GIVEN TEXT ::
**********

The data set used for the study is not skewed. The evaluation metric chosen for the model is accurate. It is a key performance indicator that distinguishes a good classification model from a bad one, especially when evaluating a binary classifier. It refers to the total percentage of occurrences that have been successfully predicted.

It consists of four essential components:

  1. TP (True Positives): This represents the total number of occurrences in the positive class that has been successfully predicted.
  2. TN (True Negatives): This represents the total number of occurrences in the negative class that has been successfully predicted
  3. FP (False Positives): This is the total number of occurrences that have been anticipated to belong to the positive class but ended up in the negative class instead. It is also known as type 1 error.
  4. FN (False Negatives): This is the total number of occurrences that have been projected to be in the negative class but are instead in the positive class. It has also known as type 2 error.

BernoulliNB Model

Based on the Bayes’ Theorem, Naive Bayes classifier is a set of classification algorithms. The algorithms follow a common idea that each pair of features being classified is independent of the others. The conditional probability of an event A given event B is determined using the Naive Bayes Classifier. BernoulliNB executes Naive Bayes training and classification algorithms for data distributed according to multivariate Bernoulli distributions. There may be multiple parameters, but each is considered a binary-valued (Bernoulli) variable.

BNNmodel = BernoulliNB(alpha = 2)

BNBmodel.fir(X_train, y_train)

Model_evaluate(BNBmodel)

The accuracy obtained using the Naïve Bayes Classifier model is 80% approximately. Results of bernoulliNB model on the dataset is given in Table 4.

Table 4. Bernoulli Naive Bayes Model

Logistic Regression Classifier

It is widely utilised for Binary Classification problems. It is based on the logistic function, also commonly known as the sigmoid function. It inputs any real-valued number and projects it to a value between 0 and 1. For a given collection of features (inputs), the target variable (output) can only take discrete values in the case of classification.

**********

SOURCE DATA ::
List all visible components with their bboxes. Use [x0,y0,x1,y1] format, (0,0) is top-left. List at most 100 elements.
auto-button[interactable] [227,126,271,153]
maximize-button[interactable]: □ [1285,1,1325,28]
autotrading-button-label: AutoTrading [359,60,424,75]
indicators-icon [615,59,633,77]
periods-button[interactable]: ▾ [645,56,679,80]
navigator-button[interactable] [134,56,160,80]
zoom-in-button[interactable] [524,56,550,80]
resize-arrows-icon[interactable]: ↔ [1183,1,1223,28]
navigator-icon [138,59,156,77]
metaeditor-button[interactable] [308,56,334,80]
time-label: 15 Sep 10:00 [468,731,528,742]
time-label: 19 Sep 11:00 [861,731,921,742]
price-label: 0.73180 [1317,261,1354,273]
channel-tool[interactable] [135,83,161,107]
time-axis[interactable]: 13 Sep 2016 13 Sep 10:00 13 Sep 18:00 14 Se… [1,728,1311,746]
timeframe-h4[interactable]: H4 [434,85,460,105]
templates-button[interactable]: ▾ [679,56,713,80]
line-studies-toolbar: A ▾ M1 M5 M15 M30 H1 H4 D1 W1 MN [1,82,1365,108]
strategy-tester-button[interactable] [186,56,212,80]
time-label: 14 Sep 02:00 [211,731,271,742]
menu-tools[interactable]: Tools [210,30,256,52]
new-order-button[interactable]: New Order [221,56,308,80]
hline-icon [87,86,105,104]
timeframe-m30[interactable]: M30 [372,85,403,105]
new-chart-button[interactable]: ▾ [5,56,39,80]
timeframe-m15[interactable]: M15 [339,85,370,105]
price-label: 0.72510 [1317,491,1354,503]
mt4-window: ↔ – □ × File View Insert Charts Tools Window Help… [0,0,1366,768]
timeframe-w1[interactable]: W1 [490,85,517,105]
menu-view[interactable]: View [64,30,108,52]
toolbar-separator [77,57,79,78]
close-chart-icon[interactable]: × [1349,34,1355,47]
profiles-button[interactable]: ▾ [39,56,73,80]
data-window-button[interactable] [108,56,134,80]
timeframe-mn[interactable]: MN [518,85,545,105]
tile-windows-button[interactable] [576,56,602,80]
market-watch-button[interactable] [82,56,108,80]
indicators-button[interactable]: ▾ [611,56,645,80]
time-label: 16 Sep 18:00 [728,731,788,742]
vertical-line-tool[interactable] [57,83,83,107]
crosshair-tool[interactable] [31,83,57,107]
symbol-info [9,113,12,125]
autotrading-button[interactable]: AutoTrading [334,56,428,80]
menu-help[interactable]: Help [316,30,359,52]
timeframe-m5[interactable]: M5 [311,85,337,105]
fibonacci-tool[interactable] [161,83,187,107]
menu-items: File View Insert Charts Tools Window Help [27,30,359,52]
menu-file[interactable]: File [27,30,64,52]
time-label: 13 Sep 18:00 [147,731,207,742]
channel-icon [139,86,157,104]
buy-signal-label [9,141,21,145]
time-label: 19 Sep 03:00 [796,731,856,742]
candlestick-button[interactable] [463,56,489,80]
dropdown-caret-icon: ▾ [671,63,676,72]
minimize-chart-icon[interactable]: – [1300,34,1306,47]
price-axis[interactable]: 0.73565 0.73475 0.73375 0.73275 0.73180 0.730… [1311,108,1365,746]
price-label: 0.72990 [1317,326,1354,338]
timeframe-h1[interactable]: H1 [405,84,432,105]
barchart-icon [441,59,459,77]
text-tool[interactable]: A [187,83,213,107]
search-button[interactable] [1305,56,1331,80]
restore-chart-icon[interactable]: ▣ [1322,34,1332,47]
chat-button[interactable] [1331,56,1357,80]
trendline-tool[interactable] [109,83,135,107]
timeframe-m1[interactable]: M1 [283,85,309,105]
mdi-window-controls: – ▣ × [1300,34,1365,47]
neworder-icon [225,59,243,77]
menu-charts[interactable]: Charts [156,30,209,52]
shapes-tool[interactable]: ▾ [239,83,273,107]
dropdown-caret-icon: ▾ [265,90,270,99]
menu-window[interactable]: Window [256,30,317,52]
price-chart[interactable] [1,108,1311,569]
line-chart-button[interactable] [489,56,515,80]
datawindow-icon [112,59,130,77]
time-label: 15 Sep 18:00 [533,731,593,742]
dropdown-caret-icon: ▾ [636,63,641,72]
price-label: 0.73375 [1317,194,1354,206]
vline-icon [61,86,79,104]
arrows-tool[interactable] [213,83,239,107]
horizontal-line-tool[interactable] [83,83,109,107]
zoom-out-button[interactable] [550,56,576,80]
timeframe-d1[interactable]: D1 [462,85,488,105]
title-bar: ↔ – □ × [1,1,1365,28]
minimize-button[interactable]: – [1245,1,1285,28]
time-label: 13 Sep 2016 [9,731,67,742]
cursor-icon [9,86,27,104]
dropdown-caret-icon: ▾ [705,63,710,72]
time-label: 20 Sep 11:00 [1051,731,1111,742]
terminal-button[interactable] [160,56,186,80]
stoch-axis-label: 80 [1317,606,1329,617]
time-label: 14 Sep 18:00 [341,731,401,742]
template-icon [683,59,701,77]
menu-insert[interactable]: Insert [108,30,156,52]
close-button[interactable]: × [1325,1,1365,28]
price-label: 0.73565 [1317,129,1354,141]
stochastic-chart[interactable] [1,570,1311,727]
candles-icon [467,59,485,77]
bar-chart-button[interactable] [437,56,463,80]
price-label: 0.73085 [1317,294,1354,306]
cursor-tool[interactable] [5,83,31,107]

**********

TASK A :: List the four essential components named in the classifier evaluation text, giving each abbreviation with its full name.
TASK B :: According to the classifier evaluation text, what accuracy did the Naïve Bayes Classifier model obtain?
TASK C :: Please translate this sentence from the classifier evaluation text into Spanish: "The algorithms follow a common idea that each pair of features being classified is independent of the others."

TASK RESPONSE A ::
TP (True Positives)
TN (True Negatives)
FP (False Positives)
FN (False Negatives)

TASK RESPONSE B :: Approximately 80%.

TASK RESPONSE C :: Los algoritmos siguen la idea común de que cada par de características que se clasifica es independiente de los demás.